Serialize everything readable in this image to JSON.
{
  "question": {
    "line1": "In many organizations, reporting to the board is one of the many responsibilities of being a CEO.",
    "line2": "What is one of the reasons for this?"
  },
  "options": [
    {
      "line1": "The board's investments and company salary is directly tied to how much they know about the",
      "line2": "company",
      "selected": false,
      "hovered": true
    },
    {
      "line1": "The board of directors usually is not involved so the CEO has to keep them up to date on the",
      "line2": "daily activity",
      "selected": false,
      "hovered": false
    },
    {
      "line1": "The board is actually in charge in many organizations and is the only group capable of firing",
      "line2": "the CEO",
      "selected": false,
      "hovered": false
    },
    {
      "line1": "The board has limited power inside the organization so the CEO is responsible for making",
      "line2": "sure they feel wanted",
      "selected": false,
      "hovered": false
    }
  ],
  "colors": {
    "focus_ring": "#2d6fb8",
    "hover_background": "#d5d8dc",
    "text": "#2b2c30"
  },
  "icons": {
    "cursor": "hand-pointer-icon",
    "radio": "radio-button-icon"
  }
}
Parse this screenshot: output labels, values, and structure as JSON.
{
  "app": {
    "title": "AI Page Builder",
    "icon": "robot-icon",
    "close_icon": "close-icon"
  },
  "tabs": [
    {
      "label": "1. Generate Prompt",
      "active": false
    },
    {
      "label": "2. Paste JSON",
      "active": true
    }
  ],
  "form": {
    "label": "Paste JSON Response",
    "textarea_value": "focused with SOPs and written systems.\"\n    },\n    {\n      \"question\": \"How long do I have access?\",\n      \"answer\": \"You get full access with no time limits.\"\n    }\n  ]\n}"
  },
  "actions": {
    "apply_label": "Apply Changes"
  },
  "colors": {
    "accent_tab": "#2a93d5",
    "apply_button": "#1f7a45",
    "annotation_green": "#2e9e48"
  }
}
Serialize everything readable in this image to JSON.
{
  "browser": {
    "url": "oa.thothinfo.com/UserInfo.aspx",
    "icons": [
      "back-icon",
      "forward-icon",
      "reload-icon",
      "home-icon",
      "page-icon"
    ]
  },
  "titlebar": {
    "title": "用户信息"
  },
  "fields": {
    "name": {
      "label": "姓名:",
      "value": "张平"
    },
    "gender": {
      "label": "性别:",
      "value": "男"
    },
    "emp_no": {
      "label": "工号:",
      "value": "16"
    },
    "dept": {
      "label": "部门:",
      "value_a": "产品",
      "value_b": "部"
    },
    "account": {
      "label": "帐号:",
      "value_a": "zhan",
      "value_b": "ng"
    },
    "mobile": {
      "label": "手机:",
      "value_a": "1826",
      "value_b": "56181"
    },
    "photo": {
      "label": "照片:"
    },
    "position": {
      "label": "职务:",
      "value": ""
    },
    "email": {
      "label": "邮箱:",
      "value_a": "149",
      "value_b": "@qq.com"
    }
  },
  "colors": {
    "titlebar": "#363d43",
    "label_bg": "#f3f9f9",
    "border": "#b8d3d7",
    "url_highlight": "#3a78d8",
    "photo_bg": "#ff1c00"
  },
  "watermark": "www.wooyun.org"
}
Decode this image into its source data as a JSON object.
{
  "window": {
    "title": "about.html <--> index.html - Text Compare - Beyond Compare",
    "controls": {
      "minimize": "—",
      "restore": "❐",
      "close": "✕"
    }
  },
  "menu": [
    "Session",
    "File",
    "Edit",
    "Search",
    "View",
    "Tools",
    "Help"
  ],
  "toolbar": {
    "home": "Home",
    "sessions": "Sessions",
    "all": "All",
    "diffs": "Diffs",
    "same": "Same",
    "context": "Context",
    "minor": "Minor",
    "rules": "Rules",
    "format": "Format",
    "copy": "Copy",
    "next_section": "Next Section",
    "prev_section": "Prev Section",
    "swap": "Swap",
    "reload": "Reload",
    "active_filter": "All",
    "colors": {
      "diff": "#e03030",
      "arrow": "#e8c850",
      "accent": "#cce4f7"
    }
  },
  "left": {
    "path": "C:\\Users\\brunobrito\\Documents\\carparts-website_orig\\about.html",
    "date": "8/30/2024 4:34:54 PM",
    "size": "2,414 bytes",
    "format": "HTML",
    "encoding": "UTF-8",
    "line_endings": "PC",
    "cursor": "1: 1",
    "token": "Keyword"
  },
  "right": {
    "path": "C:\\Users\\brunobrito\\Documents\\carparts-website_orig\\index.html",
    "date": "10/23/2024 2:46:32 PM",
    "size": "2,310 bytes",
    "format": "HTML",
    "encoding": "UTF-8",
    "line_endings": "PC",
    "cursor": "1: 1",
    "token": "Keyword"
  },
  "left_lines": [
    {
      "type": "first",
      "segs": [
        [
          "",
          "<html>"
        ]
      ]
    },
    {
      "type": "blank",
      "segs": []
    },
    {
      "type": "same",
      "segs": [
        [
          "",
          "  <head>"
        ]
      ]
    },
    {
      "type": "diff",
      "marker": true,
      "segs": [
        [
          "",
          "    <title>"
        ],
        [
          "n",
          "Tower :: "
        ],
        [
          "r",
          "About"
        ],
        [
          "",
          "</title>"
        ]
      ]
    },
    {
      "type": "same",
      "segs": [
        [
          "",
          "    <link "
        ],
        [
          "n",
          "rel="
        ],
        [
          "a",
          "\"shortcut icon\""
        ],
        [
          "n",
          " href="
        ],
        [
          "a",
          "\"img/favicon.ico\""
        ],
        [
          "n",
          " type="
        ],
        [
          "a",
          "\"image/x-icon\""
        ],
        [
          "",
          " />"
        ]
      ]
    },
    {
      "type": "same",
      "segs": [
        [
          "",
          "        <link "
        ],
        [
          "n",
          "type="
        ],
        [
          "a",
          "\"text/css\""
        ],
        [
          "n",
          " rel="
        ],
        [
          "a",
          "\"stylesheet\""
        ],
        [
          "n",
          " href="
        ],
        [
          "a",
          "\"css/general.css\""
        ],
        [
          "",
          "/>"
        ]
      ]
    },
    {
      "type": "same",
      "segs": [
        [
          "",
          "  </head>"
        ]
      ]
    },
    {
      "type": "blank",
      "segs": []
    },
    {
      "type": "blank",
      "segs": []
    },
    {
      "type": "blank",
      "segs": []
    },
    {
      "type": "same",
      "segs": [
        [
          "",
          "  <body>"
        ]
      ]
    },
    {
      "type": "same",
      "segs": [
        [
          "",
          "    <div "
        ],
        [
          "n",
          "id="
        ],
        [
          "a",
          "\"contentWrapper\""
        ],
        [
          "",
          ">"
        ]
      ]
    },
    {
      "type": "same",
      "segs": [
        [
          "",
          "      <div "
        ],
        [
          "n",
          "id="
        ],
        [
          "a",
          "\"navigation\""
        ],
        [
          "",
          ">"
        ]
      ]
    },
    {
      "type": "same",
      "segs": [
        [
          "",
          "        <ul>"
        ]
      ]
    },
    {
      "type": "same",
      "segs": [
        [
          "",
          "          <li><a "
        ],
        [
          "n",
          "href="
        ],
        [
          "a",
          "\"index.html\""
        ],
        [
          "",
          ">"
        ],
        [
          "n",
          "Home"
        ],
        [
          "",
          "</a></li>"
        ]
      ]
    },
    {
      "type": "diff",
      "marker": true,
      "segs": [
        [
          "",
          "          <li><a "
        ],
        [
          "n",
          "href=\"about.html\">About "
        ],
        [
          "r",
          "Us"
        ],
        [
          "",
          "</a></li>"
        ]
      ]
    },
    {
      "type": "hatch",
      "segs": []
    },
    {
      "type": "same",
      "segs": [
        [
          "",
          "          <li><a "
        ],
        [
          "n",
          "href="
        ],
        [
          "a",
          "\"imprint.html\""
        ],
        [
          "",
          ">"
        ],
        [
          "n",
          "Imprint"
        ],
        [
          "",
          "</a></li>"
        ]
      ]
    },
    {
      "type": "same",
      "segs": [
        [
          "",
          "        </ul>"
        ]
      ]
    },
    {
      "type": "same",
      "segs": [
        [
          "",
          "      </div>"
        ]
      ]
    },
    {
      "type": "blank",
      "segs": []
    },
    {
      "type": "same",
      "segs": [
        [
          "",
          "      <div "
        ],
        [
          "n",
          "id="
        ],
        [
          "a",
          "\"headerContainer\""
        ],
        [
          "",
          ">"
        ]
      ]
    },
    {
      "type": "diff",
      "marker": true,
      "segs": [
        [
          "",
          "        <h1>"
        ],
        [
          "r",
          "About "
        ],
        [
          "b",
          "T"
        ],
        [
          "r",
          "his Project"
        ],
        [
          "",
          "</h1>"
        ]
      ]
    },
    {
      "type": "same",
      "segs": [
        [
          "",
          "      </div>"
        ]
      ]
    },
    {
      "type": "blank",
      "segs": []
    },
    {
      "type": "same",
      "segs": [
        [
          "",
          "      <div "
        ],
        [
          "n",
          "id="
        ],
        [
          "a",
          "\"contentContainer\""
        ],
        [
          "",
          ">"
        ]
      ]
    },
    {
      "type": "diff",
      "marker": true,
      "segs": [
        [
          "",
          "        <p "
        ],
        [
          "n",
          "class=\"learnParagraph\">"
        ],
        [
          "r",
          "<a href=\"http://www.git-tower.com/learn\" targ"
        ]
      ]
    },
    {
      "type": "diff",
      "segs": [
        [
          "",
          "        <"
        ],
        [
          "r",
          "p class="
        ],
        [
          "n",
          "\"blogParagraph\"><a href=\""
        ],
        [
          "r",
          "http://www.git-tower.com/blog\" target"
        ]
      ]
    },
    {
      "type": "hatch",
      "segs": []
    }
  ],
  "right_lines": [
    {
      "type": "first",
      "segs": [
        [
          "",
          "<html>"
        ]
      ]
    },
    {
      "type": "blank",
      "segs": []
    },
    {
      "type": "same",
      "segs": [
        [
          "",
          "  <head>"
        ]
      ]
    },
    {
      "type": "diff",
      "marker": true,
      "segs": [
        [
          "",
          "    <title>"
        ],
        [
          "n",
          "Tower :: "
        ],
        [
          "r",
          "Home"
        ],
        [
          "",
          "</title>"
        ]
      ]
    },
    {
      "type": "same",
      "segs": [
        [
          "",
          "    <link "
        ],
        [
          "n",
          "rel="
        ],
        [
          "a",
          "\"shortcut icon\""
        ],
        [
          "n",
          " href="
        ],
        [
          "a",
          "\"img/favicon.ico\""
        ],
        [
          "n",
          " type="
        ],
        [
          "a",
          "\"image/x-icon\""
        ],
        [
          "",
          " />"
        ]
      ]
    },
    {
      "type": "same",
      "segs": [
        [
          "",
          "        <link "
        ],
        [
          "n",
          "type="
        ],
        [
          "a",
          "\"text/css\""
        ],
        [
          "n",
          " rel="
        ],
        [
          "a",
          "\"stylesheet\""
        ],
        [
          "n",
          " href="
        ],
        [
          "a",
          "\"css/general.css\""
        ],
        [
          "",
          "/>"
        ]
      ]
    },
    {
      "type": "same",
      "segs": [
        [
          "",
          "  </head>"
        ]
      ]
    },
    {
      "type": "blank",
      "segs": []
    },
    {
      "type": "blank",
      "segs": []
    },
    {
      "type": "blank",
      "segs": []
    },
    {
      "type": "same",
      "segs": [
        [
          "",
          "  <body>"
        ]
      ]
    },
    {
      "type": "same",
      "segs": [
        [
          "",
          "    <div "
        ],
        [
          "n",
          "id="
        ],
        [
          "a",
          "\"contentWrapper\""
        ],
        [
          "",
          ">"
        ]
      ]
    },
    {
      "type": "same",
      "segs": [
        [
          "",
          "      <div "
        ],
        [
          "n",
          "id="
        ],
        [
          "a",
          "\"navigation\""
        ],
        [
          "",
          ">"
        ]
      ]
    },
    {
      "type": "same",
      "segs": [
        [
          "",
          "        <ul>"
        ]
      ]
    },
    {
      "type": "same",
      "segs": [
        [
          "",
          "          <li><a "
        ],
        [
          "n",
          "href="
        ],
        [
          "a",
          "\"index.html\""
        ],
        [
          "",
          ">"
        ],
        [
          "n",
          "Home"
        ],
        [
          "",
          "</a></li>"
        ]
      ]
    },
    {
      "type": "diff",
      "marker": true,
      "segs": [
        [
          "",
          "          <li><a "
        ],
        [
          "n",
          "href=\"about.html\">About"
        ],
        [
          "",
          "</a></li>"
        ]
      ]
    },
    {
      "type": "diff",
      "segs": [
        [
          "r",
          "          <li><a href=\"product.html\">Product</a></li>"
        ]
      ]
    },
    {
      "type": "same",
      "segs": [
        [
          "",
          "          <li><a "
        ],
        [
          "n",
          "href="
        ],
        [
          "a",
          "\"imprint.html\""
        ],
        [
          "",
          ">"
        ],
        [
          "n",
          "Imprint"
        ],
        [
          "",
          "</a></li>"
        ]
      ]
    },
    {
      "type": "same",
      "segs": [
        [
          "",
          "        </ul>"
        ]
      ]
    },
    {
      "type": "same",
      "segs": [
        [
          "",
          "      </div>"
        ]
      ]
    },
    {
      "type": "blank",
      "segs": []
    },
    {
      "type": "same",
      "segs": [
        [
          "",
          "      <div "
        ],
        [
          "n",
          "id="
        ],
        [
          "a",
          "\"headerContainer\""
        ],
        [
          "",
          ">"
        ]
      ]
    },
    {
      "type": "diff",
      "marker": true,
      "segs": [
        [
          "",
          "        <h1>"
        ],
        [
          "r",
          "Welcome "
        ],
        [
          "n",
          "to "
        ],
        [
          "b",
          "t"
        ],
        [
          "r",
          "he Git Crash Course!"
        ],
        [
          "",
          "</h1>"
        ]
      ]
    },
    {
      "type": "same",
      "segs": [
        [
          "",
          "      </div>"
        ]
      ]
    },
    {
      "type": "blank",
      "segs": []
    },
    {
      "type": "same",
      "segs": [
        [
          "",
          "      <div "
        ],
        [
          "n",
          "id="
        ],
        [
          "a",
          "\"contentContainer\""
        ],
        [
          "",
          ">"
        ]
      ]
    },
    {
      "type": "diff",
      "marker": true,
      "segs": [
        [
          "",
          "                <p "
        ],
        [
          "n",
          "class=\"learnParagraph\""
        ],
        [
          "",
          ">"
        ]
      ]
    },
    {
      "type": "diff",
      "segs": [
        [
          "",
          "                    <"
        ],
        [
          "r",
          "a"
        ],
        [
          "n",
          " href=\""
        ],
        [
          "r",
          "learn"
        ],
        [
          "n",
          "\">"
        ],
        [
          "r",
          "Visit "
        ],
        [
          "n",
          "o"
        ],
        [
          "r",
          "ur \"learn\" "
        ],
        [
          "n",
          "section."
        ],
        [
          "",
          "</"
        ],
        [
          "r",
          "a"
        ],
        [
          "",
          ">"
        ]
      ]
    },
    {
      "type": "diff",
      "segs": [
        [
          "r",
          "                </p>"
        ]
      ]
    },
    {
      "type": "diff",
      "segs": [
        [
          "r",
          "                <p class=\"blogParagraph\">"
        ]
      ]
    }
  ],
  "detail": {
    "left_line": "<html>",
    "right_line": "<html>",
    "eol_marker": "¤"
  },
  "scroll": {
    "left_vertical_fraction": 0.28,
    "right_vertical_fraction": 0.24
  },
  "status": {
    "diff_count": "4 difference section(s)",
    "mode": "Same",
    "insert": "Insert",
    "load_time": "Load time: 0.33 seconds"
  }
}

- _Written request_: How many of the lines above include the string "carparts"? Answer with the number only.

- _Answer in full_: 2